[Saved entries]
***

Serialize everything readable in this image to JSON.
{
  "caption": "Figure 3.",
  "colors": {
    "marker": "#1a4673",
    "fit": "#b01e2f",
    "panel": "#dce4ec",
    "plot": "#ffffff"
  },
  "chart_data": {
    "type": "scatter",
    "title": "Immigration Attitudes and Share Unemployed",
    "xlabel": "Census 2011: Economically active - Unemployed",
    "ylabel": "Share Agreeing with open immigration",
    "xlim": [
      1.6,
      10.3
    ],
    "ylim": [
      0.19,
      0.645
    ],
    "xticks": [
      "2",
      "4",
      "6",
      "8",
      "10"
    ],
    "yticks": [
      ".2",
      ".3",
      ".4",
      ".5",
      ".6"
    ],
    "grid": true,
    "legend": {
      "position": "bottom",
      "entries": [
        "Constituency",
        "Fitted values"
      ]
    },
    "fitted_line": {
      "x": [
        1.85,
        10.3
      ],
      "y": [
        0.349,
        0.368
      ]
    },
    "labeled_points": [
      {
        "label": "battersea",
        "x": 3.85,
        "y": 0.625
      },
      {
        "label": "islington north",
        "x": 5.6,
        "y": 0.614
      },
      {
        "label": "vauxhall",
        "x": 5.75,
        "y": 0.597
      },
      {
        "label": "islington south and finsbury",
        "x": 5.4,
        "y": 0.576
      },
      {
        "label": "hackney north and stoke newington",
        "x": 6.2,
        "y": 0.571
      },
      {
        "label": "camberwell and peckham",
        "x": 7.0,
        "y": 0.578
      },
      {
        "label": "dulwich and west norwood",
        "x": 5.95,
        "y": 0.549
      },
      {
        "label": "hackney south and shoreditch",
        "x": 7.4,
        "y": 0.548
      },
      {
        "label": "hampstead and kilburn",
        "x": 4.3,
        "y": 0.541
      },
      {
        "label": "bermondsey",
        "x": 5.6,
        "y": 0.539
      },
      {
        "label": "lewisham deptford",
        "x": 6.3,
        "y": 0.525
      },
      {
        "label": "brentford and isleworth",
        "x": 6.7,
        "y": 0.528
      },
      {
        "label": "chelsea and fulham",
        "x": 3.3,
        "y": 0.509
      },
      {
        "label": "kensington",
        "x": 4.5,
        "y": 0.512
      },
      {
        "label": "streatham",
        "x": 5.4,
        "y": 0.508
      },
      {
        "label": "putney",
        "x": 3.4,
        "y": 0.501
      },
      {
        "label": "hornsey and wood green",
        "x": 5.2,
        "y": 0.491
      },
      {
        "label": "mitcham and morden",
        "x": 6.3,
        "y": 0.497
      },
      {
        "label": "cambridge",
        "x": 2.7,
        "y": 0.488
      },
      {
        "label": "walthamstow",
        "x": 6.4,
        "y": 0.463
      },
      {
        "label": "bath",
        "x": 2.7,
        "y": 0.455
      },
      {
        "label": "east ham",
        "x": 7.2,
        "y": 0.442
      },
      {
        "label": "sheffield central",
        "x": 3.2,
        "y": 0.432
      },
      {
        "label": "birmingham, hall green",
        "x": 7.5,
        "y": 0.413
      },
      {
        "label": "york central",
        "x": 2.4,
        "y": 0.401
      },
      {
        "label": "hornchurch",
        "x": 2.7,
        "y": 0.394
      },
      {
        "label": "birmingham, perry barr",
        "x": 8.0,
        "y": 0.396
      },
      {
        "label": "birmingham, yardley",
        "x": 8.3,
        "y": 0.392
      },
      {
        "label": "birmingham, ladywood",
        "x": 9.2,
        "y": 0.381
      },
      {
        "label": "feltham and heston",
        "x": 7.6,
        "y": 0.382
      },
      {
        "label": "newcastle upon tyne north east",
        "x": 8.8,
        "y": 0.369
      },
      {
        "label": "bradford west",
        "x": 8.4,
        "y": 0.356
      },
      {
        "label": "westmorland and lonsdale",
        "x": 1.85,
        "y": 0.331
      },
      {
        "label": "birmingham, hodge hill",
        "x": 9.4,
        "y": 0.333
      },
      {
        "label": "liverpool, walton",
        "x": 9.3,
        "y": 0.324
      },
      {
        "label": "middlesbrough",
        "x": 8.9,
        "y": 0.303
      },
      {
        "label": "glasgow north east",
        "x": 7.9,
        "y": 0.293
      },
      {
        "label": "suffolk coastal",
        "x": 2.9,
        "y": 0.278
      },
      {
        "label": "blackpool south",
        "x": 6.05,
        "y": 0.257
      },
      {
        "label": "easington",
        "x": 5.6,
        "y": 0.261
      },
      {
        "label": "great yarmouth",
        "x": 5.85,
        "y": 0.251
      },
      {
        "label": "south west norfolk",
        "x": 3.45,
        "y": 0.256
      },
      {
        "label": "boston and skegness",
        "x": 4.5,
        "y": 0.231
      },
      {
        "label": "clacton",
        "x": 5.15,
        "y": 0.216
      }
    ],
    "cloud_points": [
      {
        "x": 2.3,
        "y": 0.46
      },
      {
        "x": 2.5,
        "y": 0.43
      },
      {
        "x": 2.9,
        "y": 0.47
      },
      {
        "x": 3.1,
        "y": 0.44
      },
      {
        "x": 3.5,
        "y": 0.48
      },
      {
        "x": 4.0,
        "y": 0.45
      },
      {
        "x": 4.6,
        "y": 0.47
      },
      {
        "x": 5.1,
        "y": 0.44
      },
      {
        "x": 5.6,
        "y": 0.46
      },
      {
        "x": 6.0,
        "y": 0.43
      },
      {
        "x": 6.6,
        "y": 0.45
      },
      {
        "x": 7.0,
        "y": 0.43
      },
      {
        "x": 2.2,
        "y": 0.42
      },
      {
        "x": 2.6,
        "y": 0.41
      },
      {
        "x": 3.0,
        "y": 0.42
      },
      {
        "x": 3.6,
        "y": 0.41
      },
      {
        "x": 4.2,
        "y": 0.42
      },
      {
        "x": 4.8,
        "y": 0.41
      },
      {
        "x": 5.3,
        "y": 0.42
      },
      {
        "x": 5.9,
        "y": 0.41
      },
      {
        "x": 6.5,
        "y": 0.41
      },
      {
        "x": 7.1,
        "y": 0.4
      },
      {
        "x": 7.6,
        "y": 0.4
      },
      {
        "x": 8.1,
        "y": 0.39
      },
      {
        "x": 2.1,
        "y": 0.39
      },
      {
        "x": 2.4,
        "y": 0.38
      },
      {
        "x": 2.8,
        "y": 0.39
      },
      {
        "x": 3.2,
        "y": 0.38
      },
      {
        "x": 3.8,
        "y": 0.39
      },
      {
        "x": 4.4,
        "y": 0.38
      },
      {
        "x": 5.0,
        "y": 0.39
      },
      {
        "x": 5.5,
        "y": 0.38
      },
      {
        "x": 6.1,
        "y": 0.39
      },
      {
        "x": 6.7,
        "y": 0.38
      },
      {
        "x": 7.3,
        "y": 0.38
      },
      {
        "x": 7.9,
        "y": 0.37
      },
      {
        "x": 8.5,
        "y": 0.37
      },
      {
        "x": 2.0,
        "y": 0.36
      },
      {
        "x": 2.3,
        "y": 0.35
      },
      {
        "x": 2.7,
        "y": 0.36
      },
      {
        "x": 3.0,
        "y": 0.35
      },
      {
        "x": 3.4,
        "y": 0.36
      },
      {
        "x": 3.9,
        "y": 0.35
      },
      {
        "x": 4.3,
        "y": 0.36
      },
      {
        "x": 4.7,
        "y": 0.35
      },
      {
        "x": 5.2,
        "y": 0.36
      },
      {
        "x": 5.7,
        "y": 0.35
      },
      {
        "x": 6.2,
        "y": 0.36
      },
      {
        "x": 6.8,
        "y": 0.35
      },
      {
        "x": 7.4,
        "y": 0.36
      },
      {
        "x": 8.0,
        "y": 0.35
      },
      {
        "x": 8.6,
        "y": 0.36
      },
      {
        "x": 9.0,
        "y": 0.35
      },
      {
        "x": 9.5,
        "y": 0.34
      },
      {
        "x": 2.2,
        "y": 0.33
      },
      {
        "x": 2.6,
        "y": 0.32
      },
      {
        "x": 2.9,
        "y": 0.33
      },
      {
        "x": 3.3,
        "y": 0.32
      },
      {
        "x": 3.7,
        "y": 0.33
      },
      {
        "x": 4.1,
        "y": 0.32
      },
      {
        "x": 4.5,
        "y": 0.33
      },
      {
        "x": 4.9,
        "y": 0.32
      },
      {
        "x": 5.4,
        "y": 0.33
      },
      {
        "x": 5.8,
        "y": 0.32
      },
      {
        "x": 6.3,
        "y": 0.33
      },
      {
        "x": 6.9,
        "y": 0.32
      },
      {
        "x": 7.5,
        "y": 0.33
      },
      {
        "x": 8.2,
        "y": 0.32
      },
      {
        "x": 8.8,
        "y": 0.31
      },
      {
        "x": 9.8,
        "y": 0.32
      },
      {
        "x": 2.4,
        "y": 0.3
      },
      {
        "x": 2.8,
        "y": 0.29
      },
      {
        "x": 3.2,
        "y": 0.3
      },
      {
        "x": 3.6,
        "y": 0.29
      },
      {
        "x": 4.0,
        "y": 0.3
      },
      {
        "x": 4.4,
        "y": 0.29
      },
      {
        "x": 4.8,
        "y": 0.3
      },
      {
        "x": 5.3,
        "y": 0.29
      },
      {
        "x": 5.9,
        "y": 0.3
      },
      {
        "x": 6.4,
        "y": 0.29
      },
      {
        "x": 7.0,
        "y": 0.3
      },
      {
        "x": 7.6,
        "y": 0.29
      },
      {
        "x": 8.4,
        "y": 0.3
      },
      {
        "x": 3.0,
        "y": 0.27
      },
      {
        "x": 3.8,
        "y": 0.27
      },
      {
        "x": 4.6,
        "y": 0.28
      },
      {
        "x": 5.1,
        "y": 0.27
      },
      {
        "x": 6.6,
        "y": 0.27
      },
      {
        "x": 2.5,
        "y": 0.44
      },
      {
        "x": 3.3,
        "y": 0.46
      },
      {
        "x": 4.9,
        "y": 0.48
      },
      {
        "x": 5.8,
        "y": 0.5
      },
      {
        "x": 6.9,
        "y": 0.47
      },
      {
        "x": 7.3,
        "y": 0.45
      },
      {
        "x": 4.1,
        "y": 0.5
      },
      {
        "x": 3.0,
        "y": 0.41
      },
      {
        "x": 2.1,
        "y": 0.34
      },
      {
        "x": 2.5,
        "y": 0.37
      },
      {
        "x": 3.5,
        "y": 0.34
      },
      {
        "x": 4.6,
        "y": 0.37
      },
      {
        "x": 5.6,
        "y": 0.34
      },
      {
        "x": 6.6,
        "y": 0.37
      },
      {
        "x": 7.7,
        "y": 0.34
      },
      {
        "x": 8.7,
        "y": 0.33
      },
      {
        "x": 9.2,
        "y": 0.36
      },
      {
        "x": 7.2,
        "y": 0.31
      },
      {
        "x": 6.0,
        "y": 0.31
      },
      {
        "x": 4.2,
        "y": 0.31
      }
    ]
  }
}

***

> GIVEN TASK
Reproduce each line holding the word "Unemployed".

> RESULT FOR THIS TASK
    "title": "Immigration Attitudes and Share Unemployed",
    "xlabel": "Census 2011: Economically active - Unemployed",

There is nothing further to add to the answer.